**MATERIAL PROVIDED:**
┌────────

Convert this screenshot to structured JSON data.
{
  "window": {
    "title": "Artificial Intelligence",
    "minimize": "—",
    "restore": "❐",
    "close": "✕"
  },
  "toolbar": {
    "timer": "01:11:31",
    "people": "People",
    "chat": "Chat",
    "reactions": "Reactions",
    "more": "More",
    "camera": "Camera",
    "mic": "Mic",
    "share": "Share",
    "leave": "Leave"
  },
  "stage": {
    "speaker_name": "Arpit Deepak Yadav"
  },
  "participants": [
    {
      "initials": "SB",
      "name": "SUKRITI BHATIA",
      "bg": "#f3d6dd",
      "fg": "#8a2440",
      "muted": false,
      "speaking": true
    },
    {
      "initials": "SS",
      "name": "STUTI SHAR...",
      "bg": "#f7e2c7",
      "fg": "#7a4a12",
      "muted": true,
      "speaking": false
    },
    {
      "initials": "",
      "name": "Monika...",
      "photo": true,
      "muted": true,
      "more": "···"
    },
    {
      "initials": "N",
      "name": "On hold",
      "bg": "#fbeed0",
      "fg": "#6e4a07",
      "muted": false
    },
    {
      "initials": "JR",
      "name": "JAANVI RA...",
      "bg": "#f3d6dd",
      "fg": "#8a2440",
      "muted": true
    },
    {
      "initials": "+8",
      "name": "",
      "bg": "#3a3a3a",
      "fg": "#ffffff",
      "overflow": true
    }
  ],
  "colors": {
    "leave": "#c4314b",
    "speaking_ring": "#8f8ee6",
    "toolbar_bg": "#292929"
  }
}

└────────

**EXERCISE AIM:** Above are the records; retype them all without a single difference.

**ANSWER TO THIS TASK:**
Convert this screenshot to structured JSON data.
{
  "window": {
    "title": "Artificial Intelligence",
    "minimize": "—",
    "restore": "❐",
    "close": "✕"
  },
  "toolbar": {
    "timer": "01:11:31",
    "people": "People",
    "chat": "Chat",
    "reactions": "Reactions",
    "more": "More",
    "camera": "Camera",
    "mic": "Mic",
    "share": "Share",
    "leave": "Leave"
  },
  "stage": {
    "speaker_name": "Arpit Deepak Yadav"
  },
  "participants": [
    {
      "initials": "SB",
      "name": "SUKRITI BHATIA",
      "bg": "#f3d6dd",
      "fg": "#8a2440",
      "muted": false,
      "speaking": true
    },
    {
      "initials": "SS",
      "name": "STUTI SHAR...",
      "bg": "#f7e2c7",
      "fg": "#7a4a12",
      "muted": true,
      "speaking": false
    },
    {
      "initials": "",
      "name": "Monika...",
      "photo": true,
      "muted": true,
      "more": "···"
    },
    {
      "initials": "N",
      "name": "On hold",
      "bg": "#fbeed0",
      "fg": "#6e4a07",
      "muted": false
    },
    {
      "initials": "JR",
      "name": "JAANVI RA...",
      "bg": "#f3d6dd",
      "fg": "#8a2440",
      "muted": true
    },
    {
      "initials": "+8",
      "name": "",
      "bg": "#3a3a3a",
      "fg": "#ffffff",
      "overflow": true
    }
  ],
  "colors": {
    "leave": "#c4314b",
    "speaking_ring": "#8f8ee6",
    "toolbar_bg": "#292929"
  }
}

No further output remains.